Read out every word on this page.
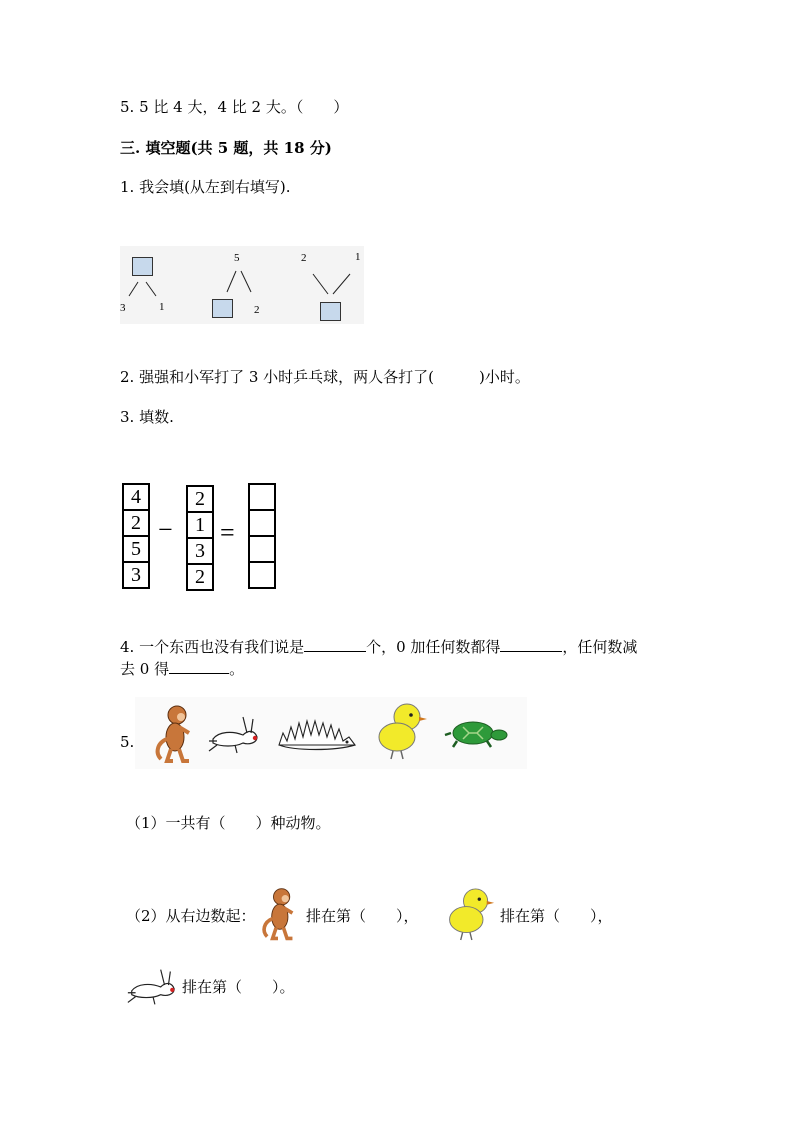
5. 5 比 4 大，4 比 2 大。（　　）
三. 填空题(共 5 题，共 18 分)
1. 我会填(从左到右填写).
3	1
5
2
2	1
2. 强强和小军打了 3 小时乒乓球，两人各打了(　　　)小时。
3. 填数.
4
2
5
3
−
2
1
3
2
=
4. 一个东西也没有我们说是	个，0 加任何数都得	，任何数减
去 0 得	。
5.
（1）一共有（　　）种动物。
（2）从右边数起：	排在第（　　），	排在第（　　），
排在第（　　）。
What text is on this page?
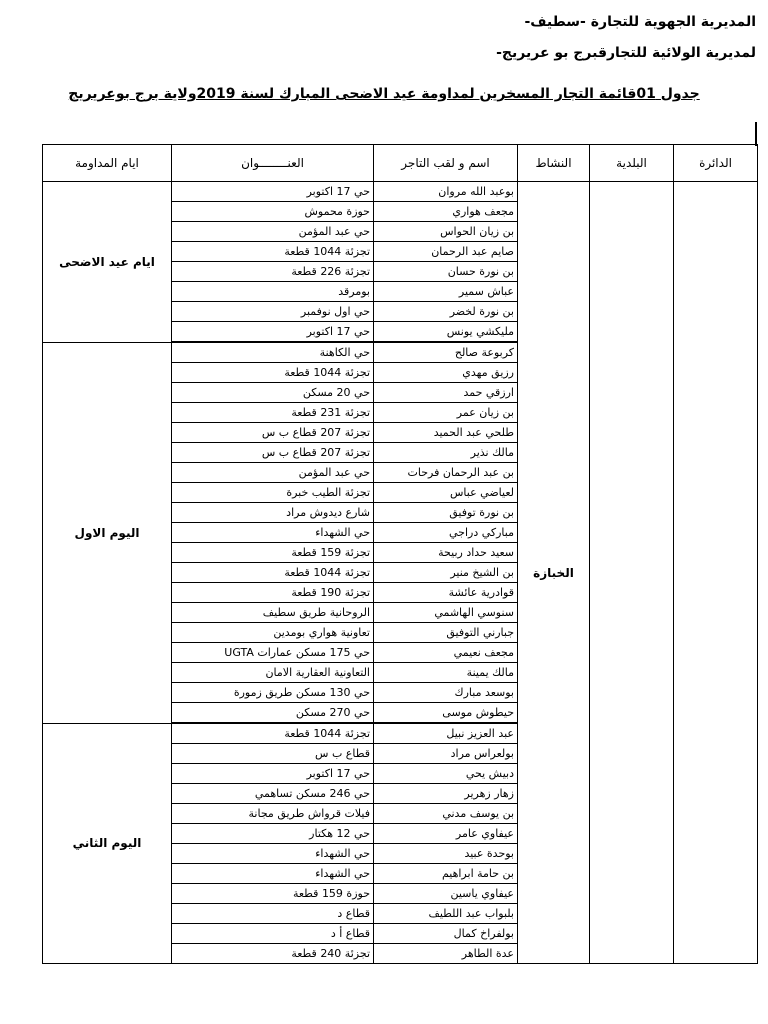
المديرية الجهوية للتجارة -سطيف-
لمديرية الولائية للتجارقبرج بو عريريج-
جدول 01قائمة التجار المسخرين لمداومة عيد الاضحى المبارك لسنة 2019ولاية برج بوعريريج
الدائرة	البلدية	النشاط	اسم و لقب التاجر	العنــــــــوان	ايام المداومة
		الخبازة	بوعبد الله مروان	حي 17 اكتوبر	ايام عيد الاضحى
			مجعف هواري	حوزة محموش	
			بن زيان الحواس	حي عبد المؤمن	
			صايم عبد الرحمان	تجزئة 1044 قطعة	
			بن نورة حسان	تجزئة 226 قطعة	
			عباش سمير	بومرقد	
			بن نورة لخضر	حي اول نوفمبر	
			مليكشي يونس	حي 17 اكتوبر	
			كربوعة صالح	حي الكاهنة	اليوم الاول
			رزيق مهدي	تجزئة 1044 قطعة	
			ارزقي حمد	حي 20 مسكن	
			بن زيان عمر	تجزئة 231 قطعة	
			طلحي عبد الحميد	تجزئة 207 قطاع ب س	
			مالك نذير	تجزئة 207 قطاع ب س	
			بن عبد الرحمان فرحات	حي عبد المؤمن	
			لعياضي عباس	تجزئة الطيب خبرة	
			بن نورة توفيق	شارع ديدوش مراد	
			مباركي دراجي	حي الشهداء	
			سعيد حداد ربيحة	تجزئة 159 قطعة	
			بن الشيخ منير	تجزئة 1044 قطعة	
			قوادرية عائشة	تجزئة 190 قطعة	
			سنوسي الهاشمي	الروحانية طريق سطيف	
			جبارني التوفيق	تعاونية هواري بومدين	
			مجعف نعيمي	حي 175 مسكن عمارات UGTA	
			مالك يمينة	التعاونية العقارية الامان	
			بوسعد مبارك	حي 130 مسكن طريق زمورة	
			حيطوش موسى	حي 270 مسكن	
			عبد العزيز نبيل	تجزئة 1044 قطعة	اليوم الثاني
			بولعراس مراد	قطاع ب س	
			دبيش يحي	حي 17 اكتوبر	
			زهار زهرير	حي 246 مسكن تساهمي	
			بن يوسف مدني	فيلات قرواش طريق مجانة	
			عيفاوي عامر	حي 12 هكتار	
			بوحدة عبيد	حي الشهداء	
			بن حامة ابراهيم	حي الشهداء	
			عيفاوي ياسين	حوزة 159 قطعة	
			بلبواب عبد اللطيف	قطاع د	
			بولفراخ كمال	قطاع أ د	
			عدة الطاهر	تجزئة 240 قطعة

--

### Task statement
Of the lines in the records, determine how many contain the word "الشهداء", and report that number alone.

### Finished task
3